§ Aim of the exercise: Rewrite the lines of the records as a numbered list, starting at the first line and stopping after the line that contains "header-natural-income: Доход в". Leave out any blank lines.

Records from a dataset
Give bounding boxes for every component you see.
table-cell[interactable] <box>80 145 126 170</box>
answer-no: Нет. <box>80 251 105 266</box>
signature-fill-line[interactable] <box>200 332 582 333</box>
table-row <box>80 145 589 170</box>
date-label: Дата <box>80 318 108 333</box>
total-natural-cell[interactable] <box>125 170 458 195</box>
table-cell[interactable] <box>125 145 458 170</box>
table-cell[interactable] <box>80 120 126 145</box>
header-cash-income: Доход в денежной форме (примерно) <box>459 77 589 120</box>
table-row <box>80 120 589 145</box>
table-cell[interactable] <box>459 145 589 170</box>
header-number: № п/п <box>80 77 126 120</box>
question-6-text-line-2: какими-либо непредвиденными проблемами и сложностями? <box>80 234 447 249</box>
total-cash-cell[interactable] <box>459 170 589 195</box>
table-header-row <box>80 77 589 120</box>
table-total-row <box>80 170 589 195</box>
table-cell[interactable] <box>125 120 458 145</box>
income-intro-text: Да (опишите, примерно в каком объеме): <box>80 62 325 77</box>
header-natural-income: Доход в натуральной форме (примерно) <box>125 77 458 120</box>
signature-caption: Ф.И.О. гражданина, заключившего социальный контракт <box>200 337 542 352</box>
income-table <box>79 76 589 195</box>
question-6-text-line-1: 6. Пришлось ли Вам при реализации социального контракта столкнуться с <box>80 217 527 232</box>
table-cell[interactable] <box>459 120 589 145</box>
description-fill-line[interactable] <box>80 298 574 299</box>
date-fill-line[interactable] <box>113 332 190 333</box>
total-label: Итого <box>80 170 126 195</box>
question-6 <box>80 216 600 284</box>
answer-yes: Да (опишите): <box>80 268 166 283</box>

§ Task output:
1. Give bounding boxes for every component you see.
2. table-cell[interactable] <box>80 145 126 170</box>
3. answer-no: Нет. <box>80 251 105 266</box>
4. signature-fill-line[interactable] <box>200 332 582 333</box>
5. table-row <box>80 145 589 170</box>
6. date-label: Дата <box>80 318 108 333</box>
7. total-natural-cell[interactable] <box>125 170 458 195</box>
8. table-cell[interactable] <box>125 145 458 170</box>
9. table-cell[interactable] <box>80 120 126 145</box>
10. header-cash-income: Доход в денежной форме (примерно) <box>459 77 589 120</box>
11. table-row <box>80 120 589 145</box>
12. table-cell[interactable] <box>459 145 589 170</box>
13. header-number: № п/п <box>80 77 126 120</box>
14. question-6-text-line-2: какими-либо непредвиденными проблемами и сложностями? <box>80 234 447 249</box>
15. total-cash-cell[interactable] <box>459 170 589 195</box>
16. table-header-row <box>80 77 589 120</box>
17. table-total-row <box>80 170 589 195</box>
18. table-cell[interactable] <box>125 120 458 145</box>
19. income-intro-text: Да (опишите, примерно в каком объеме): <box>80 62 325 77</box>
20. header-natural-income: Доход в натуральной форме (примерно) <box>125 77 458 120</box>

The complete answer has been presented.